Stored data entries
▼

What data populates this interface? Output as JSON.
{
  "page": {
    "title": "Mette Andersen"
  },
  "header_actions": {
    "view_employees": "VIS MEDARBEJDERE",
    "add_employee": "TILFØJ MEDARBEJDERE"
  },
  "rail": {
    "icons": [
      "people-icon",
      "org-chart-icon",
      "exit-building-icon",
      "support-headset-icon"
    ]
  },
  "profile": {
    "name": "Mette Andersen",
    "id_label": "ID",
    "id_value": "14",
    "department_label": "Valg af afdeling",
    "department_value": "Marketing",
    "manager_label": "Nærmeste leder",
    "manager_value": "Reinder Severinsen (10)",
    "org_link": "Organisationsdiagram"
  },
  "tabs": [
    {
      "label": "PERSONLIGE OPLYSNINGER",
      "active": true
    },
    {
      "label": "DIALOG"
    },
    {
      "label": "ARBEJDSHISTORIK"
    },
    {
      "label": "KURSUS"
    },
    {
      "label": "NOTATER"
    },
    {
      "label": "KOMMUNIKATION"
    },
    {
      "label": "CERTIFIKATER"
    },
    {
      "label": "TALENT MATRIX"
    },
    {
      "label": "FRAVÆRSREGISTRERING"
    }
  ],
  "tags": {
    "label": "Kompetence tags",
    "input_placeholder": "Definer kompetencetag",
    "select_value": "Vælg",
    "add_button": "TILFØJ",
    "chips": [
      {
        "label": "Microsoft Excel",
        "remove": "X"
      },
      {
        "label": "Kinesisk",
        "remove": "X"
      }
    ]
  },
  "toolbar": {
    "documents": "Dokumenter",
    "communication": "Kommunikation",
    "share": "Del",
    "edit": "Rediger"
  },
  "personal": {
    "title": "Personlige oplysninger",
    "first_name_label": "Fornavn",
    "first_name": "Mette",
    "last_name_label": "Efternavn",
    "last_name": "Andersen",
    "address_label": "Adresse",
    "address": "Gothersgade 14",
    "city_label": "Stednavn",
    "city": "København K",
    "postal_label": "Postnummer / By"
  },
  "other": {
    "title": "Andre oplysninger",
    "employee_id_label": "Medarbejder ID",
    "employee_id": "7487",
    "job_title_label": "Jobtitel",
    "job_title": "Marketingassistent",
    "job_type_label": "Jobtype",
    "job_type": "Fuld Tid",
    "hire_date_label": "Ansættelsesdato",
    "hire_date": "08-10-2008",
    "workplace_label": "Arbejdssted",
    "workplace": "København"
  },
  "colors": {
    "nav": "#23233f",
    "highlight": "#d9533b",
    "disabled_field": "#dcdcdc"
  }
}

▲

### What is expected
Each of the records should be retyped exactly.

### Answer
What data populates this interface? Output as JSON.
{
  "page": {
    "title": "Mette Andersen"
  },
  "header_actions": {
    "view_employees": "VIS MEDARBEJDERE",
    "add_employee": "TILFØJ MEDARBEJDERE"
  },
  "rail": {
    "icons": [
      "people-icon",
      "org-chart-icon",
      "exit-building-icon",
      "support-headset-icon"
    ]
  },
  "profile": {
    "name": "Mette Andersen",
    "id_label": "ID",
    "id_value": "14",
    "department_label": "Valg af afdeling",
    "department_value": "Marketing",
    "manager_label": "Nærmeste leder",
    "manager_value": "Reinder Severinsen (10)",
    "org_link": "Organisationsdiagram"
  },
  "tabs": [
    {
      "label": "PERSONLIGE OPLYSNINGER",
      "active": true
    },
    {
      "label": "DIALOG"
    },
    {
      "label": "ARBEJDSHISTORIK"
    },
    {
      "label": "KURSUS"
    },
    {
      "label": "NOTATER"
    },
    {
      "label": "KOMMUNIKATION"
    },
    {
      "label": "CERTIFIKATER"
    },
    {
      "label": "TALENT MATRIX"
    },
    {
      "label": "FRAVÆRSREGISTRERING"
    }
  ],
  "tags": {
    "label": "Kompetence tags",
    "input_placeholder": "Definer kompetencetag",
    "select_value": "Vælg",
    "add_button": "TILFØJ",
    "chips": [
      {
        "label": "Microsoft Excel",
        "remove": "X"
      },
      {
        "label": "Kinesisk",
        "remove": "X"
      }
    ]
  },
  "toolbar": {
    "documents": "Dokumenter",
    "communication": "Kommunikation",
    "share": "Del",
    "edit": "Rediger"
  },
  "personal": {
    "title": "Personlige oplysninger",
    "first_name_label": "Fornavn",
    "first_name": "Mette",
    "last_name_label": "Efternavn",
    "last_name": "Andersen",
    "address_label": "Adresse",
    "address": "Gothersgade 14",
    "city_label": "Stednavn",
    "city": "København K",
    "postal_label": "Postnummer / By"
  },
  "other": {
    "title": "Andre oplysninger",
    "employee_id_label": "Medarbejder ID",
    "employee_id": "7487",
    "job_title_label": "Jobtitel",
    "job_title": "Marketingassistent",
    "job_type_label": "Jobtype",
    "job_type": "Fuld Tid",
    "hire_date_label": "Ansættelsesdato",
    "hire_date": "08-10-2008",
    "workplace_label": "Arbejdssted",
    "workplace": "København"
  },
  "colors": {
    "nav": "#23233f",
    "highlight": "#d9533b",
    "disabled_field": "#dcdcdc"
  }
}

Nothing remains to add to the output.